Region annotation data
============================================================

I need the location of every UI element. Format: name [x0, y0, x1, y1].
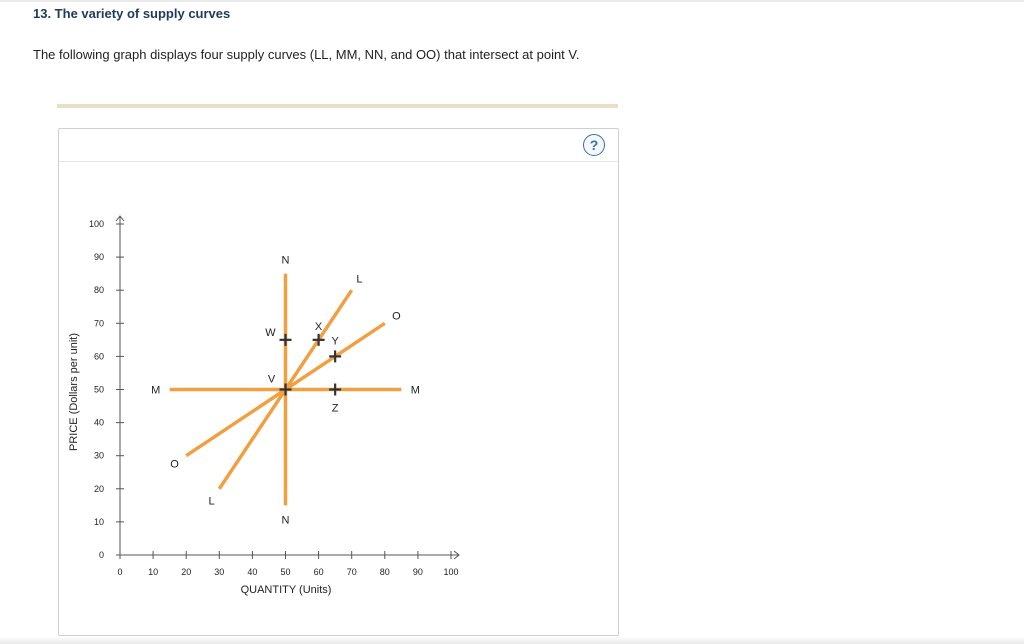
point-x[interactable]: X — [312, 321, 325, 346]
x-tick-label: 60 — [314, 567, 324, 577]
x-tick-label: 90 — [413, 567, 423, 577]
panel-header-divider — [59, 161, 618, 162]
point-z[interactable]: Z — [329, 383, 342, 415]
bottom-shadow — [0, 636, 1024, 644]
point-label-w: W — [265, 327, 276, 339]
y-tick-label: 60 — [94, 351, 104, 361]
x-tick-label: 40 — [247, 567, 257, 577]
y-tick-label: 30 — [94, 451, 104, 461]
top-rule — [0, 0, 1024, 2]
y-tick-label: 50 — [94, 385, 104, 395]
point-label-v: V — [268, 374, 276, 386]
chart-ticks: 0 10 20 30 40 50 60 70 80 90 100 0 10 20 30 40 50 60 70 80 9… — [89, 219, 459, 577]
curve-label-m-start: M — [151, 385, 160, 397]
curve-label-l-end: L — [356, 274, 362, 286]
question-title: 13. The variety of supply curves — [33, 6, 231, 21]
question-text: The following graph displays four supply… — [33, 47, 580, 62]
point-v[interactable]: V — [268, 374, 292, 396]
curve-label-m-end: M — [411, 385, 420, 397]
curve-label-o-end: O — [392, 311, 401, 323]
y-axis-title: PRICE (Dollars per unit) — [68, 333, 80, 451]
y-tick-label: 20 — [94, 484, 104, 494]
point-w[interactable]: W — [265, 327, 292, 346]
x-tick-label: 30 — [214, 567, 224, 577]
help-icon[interactable]: ? — [583, 134, 605, 156]
x-tick-label: 10 — [148, 567, 158, 577]
y-tick-label: 40 — [94, 418, 104, 428]
x-axis-arrow — [453, 550, 460, 560]
point-label-z: Z — [332, 403, 339, 415]
curve-label-l-start: L — [208, 495, 214, 507]
chart-curve-labels: L L M M N N O O — [151, 255, 420, 527]
curve-label-n-end: N — [282, 255, 290, 267]
x-tick-label: 70 — [347, 567, 357, 577]
y-tick-label: 100 — [89, 219, 104, 229]
x-tick-label: 100 — [443, 567, 458, 577]
chart-markers[interactable]: V W XY Z — [265, 321, 342, 415]
y-tick-label: 70 — [94, 318, 104, 328]
y-tick-label: 0 — [99, 550, 104, 560]
point-label-y: Y — [331, 335, 339, 347]
curve-label-n-start: N — [282, 514, 290, 526]
y-tick-label: 90 — [94, 252, 104, 262]
y-tick-label: 10 — [94, 517, 104, 527]
graph-panel: ? — [58, 128, 619, 636]
x-tick-label: 0 — [117, 567, 122, 577]
accent-bar — [57, 104, 618, 108]
x-tick-label: 50 — [280, 567, 290, 577]
point-y[interactable]: Y — [329, 335, 342, 363]
chart-axes — [115, 215, 460, 560]
y-axis-arrow — [115, 215, 125, 222]
point-label-x: X — [315, 321, 323, 333]
x-tick-label: 20 — [181, 567, 191, 577]
x-tick-label: 80 — [380, 567, 390, 577]
y-tick-label: 80 — [94, 285, 104, 295]
x-axis-title: QUANTITY (Units) — [241, 584, 332, 596]
curve-label-o-start: O — [170, 458, 179, 470]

============================================================

* [What is expected]:
Can you reproduce all of the data above line for line, without any changes, and leave out the pictures?

* [Answer to the exercise]:
I need the location of every UI element. Format: name [x0, y0, x1, y1].
point-x[interactable]: X — [312, 321, 325, 346]
x-tick-label: 60 — [314, 567, 324, 577]
x-tick-label: 90 — [413, 567, 423, 577]
panel-header-divider — [59, 161, 618, 162]
point-z[interactable]: Z — [329, 383, 342, 415]
bottom-shadow — [0, 636, 1024, 644]
point-label-w: W — [265, 327, 276, 339]
y-tick-label: 60 — [94, 351, 104, 361]
x-tick-label: 40 — [247, 567, 257, 577]
y-tick-label: 30 — [94, 451, 104, 461]
top-rule — [0, 0, 1024, 2]
y-tick-label: 50 — [94, 385, 104, 395]
point-label-v: V — [268, 374, 276, 386]
chart-ticks: 0 10 20 30 40 50 60 70 80 90 100 0 10 20 30 40 50 60 70 80 9… — [89, 219, 459, 577]
curve-label-m-start: M — [151, 385, 160, 397]
curve-label-l-end: L — [356, 274, 362, 286]
question-title: 13. The variety of supply curves — [33, 6, 231, 21]
question-text: The following graph displays four supply… — [33, 47, 580, 62]
point-v[interactable]: V — [268, 374, 292, 396]
curve-label-m-end: M — [411, 385, 420, 397]
curve-label-o-end: O — [392, 311, 401, 323]
y-axis-title: PRICE (Dollars per unit) — [68, 333, 80, 451]
y-tick-label: 20 — [94, 484, 104, 494]
point-w[interactable]: W — [265, 327, 292, 346]
x-tick-label: 30 — [214, 567, 224, 577]
help-icon[interactable]: ? — [583, 134, 605, 156]
x-tick-label: 10 — [148, 567, 158, 577]
y-tick-label: 40 — [94, 418, 104, 428]
x-axis-arrow — [453, 550, 460, 560]
point-label-z: Z — [332, 403, 339, 415]
curve-label-l-start: L — [208, 495, 214, 507]
chart-curve-labels: L L M M N N O O — [151, 255, 420, 527]
curve-label-n-end: N — [282, 255, 290, 267]
x-tick-label: 70 — [347, 567, 357, 577]
y-tick-label: 100 — [89, 219, 104, 229]
x-tick-label: 100 — [443, 567, 458, 577]
chart-markers[interactable]: V W XY Z — [265, 321, 342, 415]
y-tick-label: 70 — [94, 318, 104, 328]
y-tick-label: 0 — [99, 550, 104, 560]
point-label-y: Y — [331, 335, 339, 347]
curve-label-n-start: N — [282, 514, 290, 526]
y-tick-label: 90 — [94, 252, 104, 262]
y-tick-label: 10 — [94, 517, 104, 527]
graph-panel: ? — [58, 128, 619, 636]
x-tick-label: 0 — [117, 567, 122, 577]
accent-bar — [57, 104, 618, 108]
x-tick-label: 50 — [280, 567, 290, 577]
point-y[interactable]: Y — [329, 335, 342, 363]
chart-axes — [115, 215, 460, 560]
y-axis-arrow — [115, 215, 125, 222]
point-label-x: X — [315, 321, 323, 333]
x-tick-label: 20 — [181, 567, 191, 577]
x-tick-label: 80 — [380, 567, 390, 577]
y-tick-label: 80 — [94, 285, 104, 295]
x-axis-title: QUANTITY (Units) — [241, 584, 332, 596]
curve-label-o-start: O — [170, 458, 179, 470]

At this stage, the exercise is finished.